Exercise inputs:

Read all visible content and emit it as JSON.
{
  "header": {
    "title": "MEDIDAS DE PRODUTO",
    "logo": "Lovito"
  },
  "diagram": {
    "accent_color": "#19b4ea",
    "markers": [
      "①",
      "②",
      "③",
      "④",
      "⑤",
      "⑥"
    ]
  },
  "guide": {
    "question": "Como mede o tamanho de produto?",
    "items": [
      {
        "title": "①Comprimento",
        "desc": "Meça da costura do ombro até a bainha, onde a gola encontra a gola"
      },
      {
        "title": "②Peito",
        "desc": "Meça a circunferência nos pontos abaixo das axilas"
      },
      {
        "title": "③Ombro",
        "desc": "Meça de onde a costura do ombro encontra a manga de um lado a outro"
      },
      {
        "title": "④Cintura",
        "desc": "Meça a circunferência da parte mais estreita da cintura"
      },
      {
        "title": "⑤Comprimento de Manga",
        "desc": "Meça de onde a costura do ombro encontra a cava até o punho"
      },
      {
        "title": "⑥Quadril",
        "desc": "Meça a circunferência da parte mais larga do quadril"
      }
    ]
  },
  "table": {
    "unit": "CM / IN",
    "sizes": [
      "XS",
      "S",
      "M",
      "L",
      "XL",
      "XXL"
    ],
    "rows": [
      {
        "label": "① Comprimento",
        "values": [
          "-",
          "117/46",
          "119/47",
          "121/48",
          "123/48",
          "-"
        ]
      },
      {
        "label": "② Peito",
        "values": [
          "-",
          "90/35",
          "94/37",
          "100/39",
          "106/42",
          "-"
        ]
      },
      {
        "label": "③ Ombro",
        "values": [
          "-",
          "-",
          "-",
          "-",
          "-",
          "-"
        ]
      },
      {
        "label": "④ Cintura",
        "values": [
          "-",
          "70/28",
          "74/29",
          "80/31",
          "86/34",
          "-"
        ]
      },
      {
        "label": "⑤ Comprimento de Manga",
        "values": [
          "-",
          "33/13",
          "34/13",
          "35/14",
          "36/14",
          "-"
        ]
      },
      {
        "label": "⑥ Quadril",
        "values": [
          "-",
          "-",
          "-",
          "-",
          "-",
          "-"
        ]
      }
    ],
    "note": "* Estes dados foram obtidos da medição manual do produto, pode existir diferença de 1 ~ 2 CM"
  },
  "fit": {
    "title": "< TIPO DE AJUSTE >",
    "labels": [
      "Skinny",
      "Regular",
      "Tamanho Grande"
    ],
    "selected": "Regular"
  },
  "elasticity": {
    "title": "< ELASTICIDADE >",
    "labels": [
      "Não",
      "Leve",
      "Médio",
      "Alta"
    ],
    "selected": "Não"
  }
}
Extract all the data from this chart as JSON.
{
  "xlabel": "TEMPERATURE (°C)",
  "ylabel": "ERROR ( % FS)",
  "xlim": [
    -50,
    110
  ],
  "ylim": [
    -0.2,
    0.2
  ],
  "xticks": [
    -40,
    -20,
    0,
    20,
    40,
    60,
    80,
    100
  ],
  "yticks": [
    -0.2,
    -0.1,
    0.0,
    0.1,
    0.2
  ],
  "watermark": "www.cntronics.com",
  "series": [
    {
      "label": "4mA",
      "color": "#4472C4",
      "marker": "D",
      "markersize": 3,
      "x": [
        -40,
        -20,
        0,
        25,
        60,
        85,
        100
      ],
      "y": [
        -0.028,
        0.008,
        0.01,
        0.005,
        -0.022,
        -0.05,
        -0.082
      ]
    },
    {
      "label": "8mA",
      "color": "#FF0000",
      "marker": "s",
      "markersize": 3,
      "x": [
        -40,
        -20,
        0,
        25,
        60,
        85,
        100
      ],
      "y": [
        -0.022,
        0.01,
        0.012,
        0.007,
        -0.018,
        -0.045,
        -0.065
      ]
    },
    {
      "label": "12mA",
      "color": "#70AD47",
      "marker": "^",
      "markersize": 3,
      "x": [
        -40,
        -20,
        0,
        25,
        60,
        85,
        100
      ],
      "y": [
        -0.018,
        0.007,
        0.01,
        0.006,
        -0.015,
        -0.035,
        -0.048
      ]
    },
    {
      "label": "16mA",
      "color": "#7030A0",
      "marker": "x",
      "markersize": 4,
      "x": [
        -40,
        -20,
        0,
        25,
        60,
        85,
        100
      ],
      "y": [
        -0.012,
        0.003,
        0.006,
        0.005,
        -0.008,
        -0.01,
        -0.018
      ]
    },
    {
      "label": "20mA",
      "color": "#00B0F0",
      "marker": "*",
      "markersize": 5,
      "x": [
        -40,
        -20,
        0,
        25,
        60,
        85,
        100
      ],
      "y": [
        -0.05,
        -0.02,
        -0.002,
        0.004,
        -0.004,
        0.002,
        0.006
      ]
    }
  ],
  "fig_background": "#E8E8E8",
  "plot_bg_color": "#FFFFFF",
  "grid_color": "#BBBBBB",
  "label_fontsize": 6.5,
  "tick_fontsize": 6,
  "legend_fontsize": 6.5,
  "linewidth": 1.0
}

Problem requirements:
In the data above, how many lines contain the string "desc"? Answer with the number only.

Correct response:
6